[Region boundary data]
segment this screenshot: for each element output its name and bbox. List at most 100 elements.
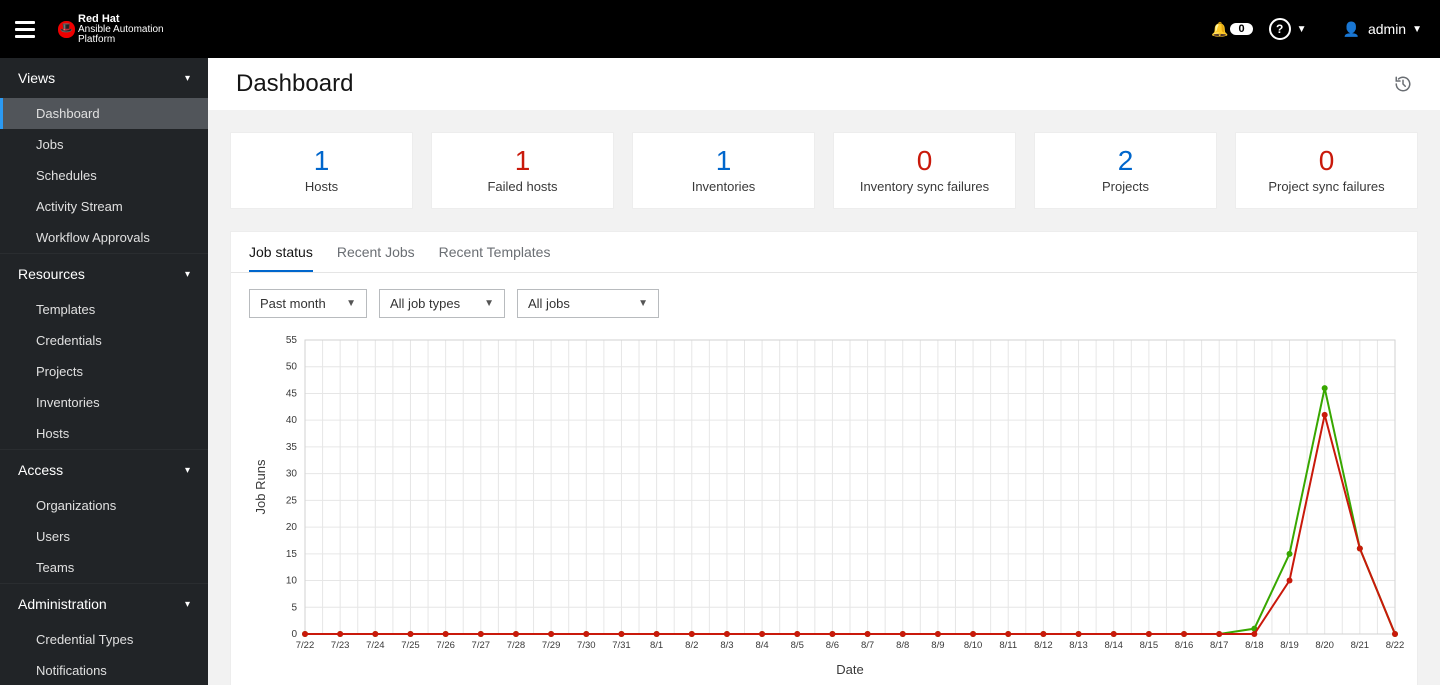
filter-select-1[interactable]: All job types▼ (379, 289, 505, 318)
job-status-chart: 05101520253035404550557/227/237/247/257/… (231, 334, 1417, 685)
notifications-count-badge: 0 (1230, 23, 1252, 35)
svg-text:8/12: 8/12 (1034, 640, 1053, 651)
sidebar-item-credential-types[interactable]: Credential Types (0, 624, 208, 655)
nav-toggle-button[interactable] (10, 14, 40, 44)
user-menu-button[interactable]: 👤 admin ▼ (1343, 21, 1422, 38)
chevron-down-icon: ▾ (185, 599, 190, 610)
svg-text:8/20: 8/20 (1315, 640, 1334, 651)
brand-name: Red Hat (78, 14, 164, 25)
svg-text:35: 35 (286, 442, 298, 453)
sidebar-section-views[interactable]: Views ▾ (0, 58, 208, 98)
sidebar-item-templates[interactable]: Templates (0, 294, 208, 325)
sidebar-item-users[interactable]: Users (0, 521, 208, 552)
svg-text:7/26: 7/26 (436, 640, 455, 651)
sidebar-section-administration[interactable]: Administration▾ (0, 584, 208, 624)
summary-card-label: Project sync failures (1244, 179, 1409, 194)
svg-text:8/5: 8/5 (791, 640, 804, 651)
sidebar-section-access[interactable]: Access▾ (0, 450, 208, 490)
svg-text:15: 15 (286, 549, 298, 560)
sidebar-item-schedules[interactable]: Schedules (0, 160, 208, 191)
sidebar-section-label: Resources (18, 266, 85, 282)
brand-logo: 🎩 Red Hat Ansible Automation Platform (58, 17, 164, 41)
sidebar-item-teams[interactable]: Teams (0, 552, 208, 583)
svg-text:30: 30 (286, 469, 298, 480)
sidebar-item-credentials[interactable]: Credentials (0, 325, 208, 356)
summary-card-project-sync-failures[interactable]: 0Project sync failures (1235, 132, 1418, 209)
svg-text:8/11: 8/11 (999, 640, 1017, 651)
svg-text:7/24: 7/24 (366, 640, 385, 651)
filter-value: All job types (390, 296, 460, 311)
sidebar-item-organizations[interactable]: Organizations (0, 490, 208, 521)
svg-text:8/13: 8/13 (1069, 640, 1088, 651)
user-icon: 👤 (1343, 21, 1360, 38)
svg-text:55: 55 (286, 335, 298, 346)
sidebar-item-dashboard[interactable]: Dashboard (0, 98, 208, 129)
chevron-down-icon: ▾ (185, 73, 190, 84)
svg-text:5: 5 (291, 602, 297, 613)
svg-text:8/21: 8/21 (1351, 640, 1370, 651)
help-menu-button[interactable]: ? ▼ (1269, 18, 1307, 40)
summary-card-label: Inventories (641, 179, 806, 194)
activity-stream-button[interactable] (1394, 75, 1412, 93)
filter-select-0[interactable]: Past month▼ (249, 289, 367, 318)
svg-text:Date: Date (836, 662, 863, 677)
sidebar-item-activity-stream[interactable]: Activity Stream (0, 191, 208, 222)
svg-text:8/18: 8/18 (1245, 640, 1264, 651)
main-content: Dashboard 1Hosts1Failed hosts1Inventorie… (208, 58, 1440, 685)
svg-text:8/3: 8/3 (720, 640, 733, 651)
caret-down-icon: ▼ (638, 298, 648, 309)
summary-card-value: 2 (1043, 145, 1208, 177)
svg-text:50: 50 (286, 362, 298, 373)
svg-text:8/6: 8/6 (826, 640, 839, 651)
svg-text:7/29: 7/29 (542, 640, 561, 651)
svg-text:7/23: 7/23 (331, 640, 350, 651)
bell-icon: 🔔 (1211, 21, 1228, 38)
svg-text:7/31: 7/31 (612, 640, 631, 651)
summary-card-projects[interactable]: 2 Projects (1034, 132, 1217, 209)
svg-text:8/17: 8/17 (1210, 640, 1229, 651)
svg-text:8/4: 8/4 (755, 640, 768, 651)
sidebar-section-label: Views (18, 70, 55, 86)
sidebar-item-projects[interactable]: Projects (0, 356, 208, 387)
sidebar-item-hosts[interactable]: Hosts (0, 418, 208, 449)
tab-recent-jobs[interactable]: Recent Jobs (337, 244, 415, 272)
user-label: admin (1368, 21, 1406, 37)
svg-text:8/19: 8/19 (1280, 640, 1299, 651)
summary-card-value: 0 (842, 145, 1007, 177)
sidebar-item-workflow-approvals[interactable]: Workflow Approvals (0, 222, 208, 253)
page-title: Dashboard (236, 70, 353, 98)
svg-text:8/16: 8/16 (1175, 640, 1194, 651)
svg-text:0: 0 (291, 629, 297, 640)
summary-card-label: Inventory sync failures (842, 179, 1007, 194)
notifications-button[interactable]: 🔔 0 (1211, 21, 1253, 38)
svg-text:7/22: 7/22 (296, 640, 315, 651)
brand-product-line2: Platform (78, 35, 164, 45)
svg-text:8/14: 8/14 (1104, 640, 1123, 651)
sidebar-section-resources[interactable]: Resources▾ (0, 254, 208, 294)
summary-card-hosts[interactable]: 1Hosts (230, 132, 413, 209)
summary-card-failed-hosts[interactable]: 1Failed hosts (431, 132, 614, 209)
svg-text:8/10: 8/10 (964, 640, 983, 651)
history-icon (1394, 75, 1412, 93)
filter-select-2[interactable]: All jobs▼ (517, 289, 659, 318)
brand-product-line1: Ansible Automation (78, 25, 164, 35)
tab-recent-templates[interactable]: Recent Templates (439, 244, 551, 272)
svg-text:8/22: 8/22 (1386, 640, 1405, 651)
tabs: Job status Recent Jobs Recent Templates (231, 232, 1417, 273)
summary-card-inventories[interactable]: 1Inventories (632, 132, 815, 209)
summary-card-inventory-sync-failures[interactable]: 0 Inventory sync failures (833, 132, 1016, 209)
svg-text:Job Runs: Job Runs (253, 459, 268, 514)
svg-text:7/27: 7/27 (472, 640, 491, 651)
summary-card-label: Projects (1043, 179, 1208, 194)
summary-cards: 1Hosts1Failed hosts1Inventories 0 Inventor… (230, 132, 1418, 209)
chevron-down-icon: ▾ (185, 465, 190, 476)
sidebar-item-inventories[interactable]: Inventories (0, 387, 208, 418)
redhat-icon: 🎩 (58, 21, 75, 38)
tab-job-status[interactable]: Job status (249, 244, 313, 272)
sidebar-item-notifications[interactable]: Notifications (0, 655, 208, 685)
sidebar-item-jobs[interactable]: Jobs (0, 129, 208, 160)
svg-text:45: 45 (286, 388, 298, 399)
sidebar-nav[interactable]: Views ▾ DashboardJobsSchedulesActivity Str… (0, 58, 208, 685)
svg-text:7/30: 7/30 (577, 640, 596, 651)
filter-value: Past month (260, 296, 326, 311)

• Stated task: Rewrite all of the data above, changing every "chevron-down-icon" to "dropdown-arrow-icon" and keeping everything else the same. Leave the pictures out.

• Result for this exercise:
segment this screenshot: for each element output its name and bbox. List at most 100 elements.
filter-select-1[interactable]: All job types▼ (379, 289, 505, 318)
job-status-chart: 05101520253035404550557/227/237/247/257/… (231, 334, 1417, 685)
notifications-count-badge: 0 (1230, 23, 1252, 35)
svg-text:8/12: 8/12 (1034, 640, 1053, 651)
sidebar-item-credential-types[interactable]: Credential Types (0, 624, 208, 655)
nav-toggle-button[interactable] (10, 14, 40, 44)
user-menu-button[interactable]: 👤 admin ▼ (1343, 21, 1422, 38)
dropdown-arrow-icon: ▾ (185, 599, 190, 610)
svg-text:8/20: 8/20 (1315, 640, 1334, 651)
brand-name: Red Hat (78, 14, 164, 25)
svg-text:35: 35 (286, 442, 298, 453)
sidebar-section-views[interactable]: Views ▾ (0, 58, 208, 98)
sidebar-item-templates[interactable]: Templates (0, 294, 208, 325)
sidebar-item-users[interactable]: Users (0, 521, 208, 552)
svg-text:7/26: 7/26 (436, 640, 455, 651)
sidebar-section-administration[interactable]: Administration▾ (0, 584, 208, 624)
summary-card-label: Project sync failures (1244, 179, 1409, 194)
svg-text:8/5: 8/5 (791, 640, 804, 651)
sidebar-section-access[interactable]: Access▾ (0, 450, 208, 490)
svg-text:15: 15 (286, 549, 298, 560)
sidebar-item-schedules[interactable]: Schedules (0, 160, 208, 191)
sidebar-section-label: Resources (18, 266, 85, 282)
brand-logo: 🎩 Red Hat Ansible Automation Platform (58, 17, 164, 41)
sidebar-item-teams[interactable]: Teams (0, 552, 208, 583)
svg-text:30: 30 (286, 469, 298, 480)
sidebar-item-credentials[interactable]: Credentials (0, 325, 208, 356)
summary-card-project-sync-failures[interactable]: 0Project sync failures (1235, 132, 1418, 209)
svg-text:8/11: 8/11 (999, 640, 1017, 651)
svg-text:7/24: 7/24 (366, 640, 385, 651)
filter-value: All job types (390, 296, 460, 311)
sidebar-item-organizations[interactable]: Organizations (0, 490, 208, 521)
svg-text:8/13: 8/13 (1069, 640, 1088, 651)
user-icon: 👤 (1343, 21, 1360, 38)
svg-text:55: 55 (286, 335, 298, 346)
sidebar-item-dashboard[interactable]: Dashboard (0, 98, 208, 129)
dropdown-arrow-icon: ▾ (185, 73, 190, 84)
svg-text:5: 5 (291, 602, 297, 613)
svg-text:8/21: 8/21 (1351, 640, 1370, 651)
help-menu-button[interactable]: ? ▼ (1269, 18, 1307, 40)
summary-card-label: Inventories (641, 179, 806, 194)
activity-stream-button[interactable] (1394, 75, 1412, 93)
filter-select-0[interactable]: Past month▼ (249, 289, 367, 318)
svg-text:Date: Date (836, 662, 863, 677)
sidebar-item-activity-stream[interactable]: Activity Stream (0, 191, 208, 222)
svg-text:8/18: 8/18 (1245, 640, 1264, 651)
main-content: Dashboard 1Hosts1Failed hosts1Inventorie… (208, 58, 1440, 685)
svg-text:8/3: 8/3 (720, 640, 733, 651)
caret-down-icon: ▼ (638, 298, 648, 309)
summary-card-value: 2 (1043, 145, 1208, 177)
svg-text:50: 50 (286, 362, 298, 373)
svg-text:8/6: 8/6 (826, 640, 839, 651)
svg-text:7/29: 7/29 (542, 640, 561, 651)
svg-text:7/23: 7/23 (331, 640, 350, 651)
bell-icon: 🔔 (1211, 21, 1228, 38)
svg-text:7/31: 7/31 (612, 640, 631, 651)
summary-card-projects[interactable]: 2 Projects (1034, 132, 1217, 209)
svg-text:8/17: 8/17 (1210, 640, 1229, 651)
svg-text:8/4: 8/4 (755, 640, 768, 651)
sidebar-section-label: Views (18, 70, 55, 86)
sidebar-item-projects[interactable]: Projects (0, 356, 208, 387)
sidebar-item-hosts[interactable]: Hosts (0, 418, 208, 449)
tab-recent-jobs[interactable]: Recent Jobs (337, 244, 415, 272)
user-label: admin (1368, 21, 1406, 37)
svg-text:8/19: 8/19 (1280, 640, 1299, 651)
summary-card-value: 0 (842, 145, 1007, 177)
sidebar-item-workflow-approvals[interactable]: Workflow Approvals (0, 222, 208, 253)
page-title: Dashboard (236, 70, 353, 98)
svg-text:8/16: 8/16 (1175, 640, 1194, 651)
svg-text:0: 0 (291, 629, 297, 640)
summary-card-label: Inventory sync failures (842, 179, 1007, 194)
notifications-button[interactable]: 🔔 0 (1211, 21, 1253, 38)
svg-text:7/22: 7/22 (296, 640, 315, 651)
brand-product-line2: Platform (78, 35, 164, 45)
svg-text:8/14: 8/14 (1104, 640, 1123, 651)
sidebar-section-resources[interactable]: Resources▾ (0, 254, 208, 294)
summary-card-hosts[interactable]: 1Hosts (230, 132, 413, 209)
summary-card-failed-hosts[interactable]: 1Failed hosts (431, 132, 614, 209)
svg-text:8/10: 8/10 (964, 640, 983, 651)
history-icon (1394, 75, 1412, 93)
filter-select-2[interactable]: All jobs▼ (517, 289, 659, 318)
brand-product-line1: Ansible Automation (78, 25, 164, 35)
tab-recent-templates[interactable]: Recent Templates (439, 244, 551, 272)
svg-text:8/22: 8/22 (1386, 640, 1405, 651)
tabs: Job status Recent Jobs Recent Templates (231, 232, 1417, 273)
summary-card-inventories[interactable]: 1Inventories (632, 132, 815, 209)
summary-card-inventory-sync-failures[interactable]: 0 Inventory sync failures (833, 132, 1016, 209)
svg-text:Job Runs: Job Runs (253, 459, 268, 514)
svg-text:7/27: 7/27 (472, 640, 491, 651)
summary-card-label: Projects (1043, 179, 1208, 194)
summary-cards: 1Hosts1Failed hosts1Inventories 0 Inventor… (230, 132, 1418, 209)
dropdown-arrow-icon: ▾ (185, 465, 190, 476)
sidebar-item-inventories[interactable]: Inventories (0, 387, 208, 418)
redhat-icon: 🎩 (58, 21, 75, 38)
tab-job-status[interactable]: Job status (249, 244, 313, 272)
sidebar-item-notifications[interactable]: Notifications (0, 655, 208, 685)
sidebar-item-jobs[interactable]: Jobs (0, 129, 208, 160)
svg-text:45: 45 (286, 388, 298, 399)
sidebar-nav[interactable]: Views ▾ DashboardJobsSchedulesActivity Str… (0, 58, 208, 685)
svg-text:7/30: 7/30 (577, 640, 596, 651)
filter-value: Past month (260, 296, 326, 311)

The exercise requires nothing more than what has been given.